>> Begin Extracted data
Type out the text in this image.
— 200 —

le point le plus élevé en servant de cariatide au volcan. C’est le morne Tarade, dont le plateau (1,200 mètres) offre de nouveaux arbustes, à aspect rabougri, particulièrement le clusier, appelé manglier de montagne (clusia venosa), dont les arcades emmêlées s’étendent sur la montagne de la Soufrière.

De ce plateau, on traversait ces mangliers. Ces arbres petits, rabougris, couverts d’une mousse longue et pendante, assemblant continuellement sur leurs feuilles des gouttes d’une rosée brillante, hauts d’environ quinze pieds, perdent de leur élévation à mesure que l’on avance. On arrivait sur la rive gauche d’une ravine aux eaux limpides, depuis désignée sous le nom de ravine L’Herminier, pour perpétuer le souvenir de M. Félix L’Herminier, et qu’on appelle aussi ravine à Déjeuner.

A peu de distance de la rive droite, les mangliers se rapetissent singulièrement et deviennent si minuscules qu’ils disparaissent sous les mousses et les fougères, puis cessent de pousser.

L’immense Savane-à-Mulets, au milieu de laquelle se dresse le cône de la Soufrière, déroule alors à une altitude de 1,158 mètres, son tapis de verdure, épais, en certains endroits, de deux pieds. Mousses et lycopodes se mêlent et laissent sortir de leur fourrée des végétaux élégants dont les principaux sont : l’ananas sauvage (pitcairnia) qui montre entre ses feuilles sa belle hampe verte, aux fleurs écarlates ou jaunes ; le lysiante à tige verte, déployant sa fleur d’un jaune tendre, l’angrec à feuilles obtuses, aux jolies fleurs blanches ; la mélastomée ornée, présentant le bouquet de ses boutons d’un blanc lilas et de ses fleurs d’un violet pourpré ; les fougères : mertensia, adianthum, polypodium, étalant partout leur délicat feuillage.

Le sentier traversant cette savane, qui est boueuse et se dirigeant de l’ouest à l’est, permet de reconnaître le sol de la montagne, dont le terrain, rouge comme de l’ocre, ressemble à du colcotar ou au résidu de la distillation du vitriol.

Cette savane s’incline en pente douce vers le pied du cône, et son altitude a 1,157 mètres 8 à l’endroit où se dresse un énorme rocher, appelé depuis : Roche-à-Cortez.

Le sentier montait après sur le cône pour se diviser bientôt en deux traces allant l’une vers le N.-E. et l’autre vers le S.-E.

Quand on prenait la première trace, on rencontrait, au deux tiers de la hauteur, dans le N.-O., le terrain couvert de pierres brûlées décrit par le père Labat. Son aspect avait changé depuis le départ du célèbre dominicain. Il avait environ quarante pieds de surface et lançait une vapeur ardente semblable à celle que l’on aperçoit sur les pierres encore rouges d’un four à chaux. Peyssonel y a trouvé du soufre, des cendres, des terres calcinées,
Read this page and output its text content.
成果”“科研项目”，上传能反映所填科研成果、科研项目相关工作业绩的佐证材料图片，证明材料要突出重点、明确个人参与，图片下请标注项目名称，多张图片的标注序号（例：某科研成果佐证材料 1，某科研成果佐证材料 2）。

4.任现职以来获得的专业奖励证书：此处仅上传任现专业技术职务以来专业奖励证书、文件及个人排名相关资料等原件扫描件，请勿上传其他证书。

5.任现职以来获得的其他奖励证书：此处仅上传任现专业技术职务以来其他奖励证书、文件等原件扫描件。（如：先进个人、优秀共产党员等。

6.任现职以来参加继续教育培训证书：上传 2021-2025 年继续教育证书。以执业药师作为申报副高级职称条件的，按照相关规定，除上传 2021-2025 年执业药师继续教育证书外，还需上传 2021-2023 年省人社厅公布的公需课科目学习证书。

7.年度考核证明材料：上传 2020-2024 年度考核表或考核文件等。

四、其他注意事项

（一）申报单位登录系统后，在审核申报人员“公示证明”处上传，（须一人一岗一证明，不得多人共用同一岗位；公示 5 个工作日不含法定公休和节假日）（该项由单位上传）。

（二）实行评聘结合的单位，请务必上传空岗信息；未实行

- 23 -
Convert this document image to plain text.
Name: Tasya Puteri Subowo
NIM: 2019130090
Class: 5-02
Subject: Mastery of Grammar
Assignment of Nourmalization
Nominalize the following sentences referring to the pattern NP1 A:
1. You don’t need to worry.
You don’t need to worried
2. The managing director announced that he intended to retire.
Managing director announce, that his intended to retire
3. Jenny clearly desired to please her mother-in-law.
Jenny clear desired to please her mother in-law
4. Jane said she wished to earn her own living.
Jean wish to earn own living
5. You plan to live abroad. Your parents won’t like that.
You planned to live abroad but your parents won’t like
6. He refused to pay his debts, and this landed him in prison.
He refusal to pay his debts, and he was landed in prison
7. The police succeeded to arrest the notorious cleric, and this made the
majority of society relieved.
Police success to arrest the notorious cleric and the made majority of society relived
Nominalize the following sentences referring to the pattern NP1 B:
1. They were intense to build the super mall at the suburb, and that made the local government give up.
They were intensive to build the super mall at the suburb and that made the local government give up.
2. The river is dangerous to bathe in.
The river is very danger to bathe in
>> End Extracted data
• **Directions for this task**
Working from the entries above, return all lines that contain "terrain".

• **Answer below**
Le sentier traversant cette savane, qui est boueuse et se dirigeant de l’ouest à l’est, permet de reconnaître le sol de la montagne, dont le terrain, rouge comme de l’ocre, ressemble à du colcotar ou au résidu de la distillation du vitriol.
Quand on prenait la première trace, on rencontrait, au deux tiers de la hauteur, dans le N.-O., le terrain couvert de pierres brûlées décrit par le père Labat. Son aspect avait changé depuis le départ du célèbre dominicain. Il avait environ quarante pieds de surface et lançait une vapeur ardente semblable à celle que l’on aperçoit sur les pierres encore rouges d’un four à chaux. Peyssonel y a trouvé du soufre, des cendres, des terres calcinées,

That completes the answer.